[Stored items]
□ □ □ □
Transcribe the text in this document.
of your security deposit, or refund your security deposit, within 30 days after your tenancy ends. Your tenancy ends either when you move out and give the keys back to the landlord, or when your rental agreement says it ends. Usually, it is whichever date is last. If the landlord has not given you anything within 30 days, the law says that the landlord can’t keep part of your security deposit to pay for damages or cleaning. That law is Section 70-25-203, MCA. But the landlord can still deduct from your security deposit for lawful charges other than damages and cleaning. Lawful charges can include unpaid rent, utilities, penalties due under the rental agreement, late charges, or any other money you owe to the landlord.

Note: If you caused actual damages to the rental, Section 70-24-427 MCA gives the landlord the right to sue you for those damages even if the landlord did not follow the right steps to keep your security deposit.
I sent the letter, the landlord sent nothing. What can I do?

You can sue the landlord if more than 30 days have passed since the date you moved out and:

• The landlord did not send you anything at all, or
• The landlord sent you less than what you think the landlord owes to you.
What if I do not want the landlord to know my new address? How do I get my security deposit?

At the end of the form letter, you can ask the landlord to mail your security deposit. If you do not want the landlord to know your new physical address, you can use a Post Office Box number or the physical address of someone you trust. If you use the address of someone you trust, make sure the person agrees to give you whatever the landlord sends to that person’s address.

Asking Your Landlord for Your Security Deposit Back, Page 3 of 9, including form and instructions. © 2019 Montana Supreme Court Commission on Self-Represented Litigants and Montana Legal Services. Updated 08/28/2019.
□ □ □ □
Identify the lines of the data that contain the word "damages". Copy each of them.

of your security deposit, or refund your security deposit, within 30 days after your tenancy ends. Your tenancy ends either when you move out and give the keys back to the landlord, or when your rental agreement says it ends. Usually, it is whichever date is last. If the landlord has not given you anything within 30 days, the law says that the landlord can’t keep part of your security deposit to pay for damages or cleaning. That law is Section 70-25-203, MCA. But the landlord can still deduct from your security deposit for lawful charges other than damages and cleaning. Lawful charges can include unpaid rent, utilities, penalties due under the rental agreement, late charges, or any other money you owe to the landlord.
Note: If you caused actual damages to the rental, Section 70-24-427 MCA gives the landlord the right to sue you for those damages even if the landlord did not follow the right steps to keep your security deposit.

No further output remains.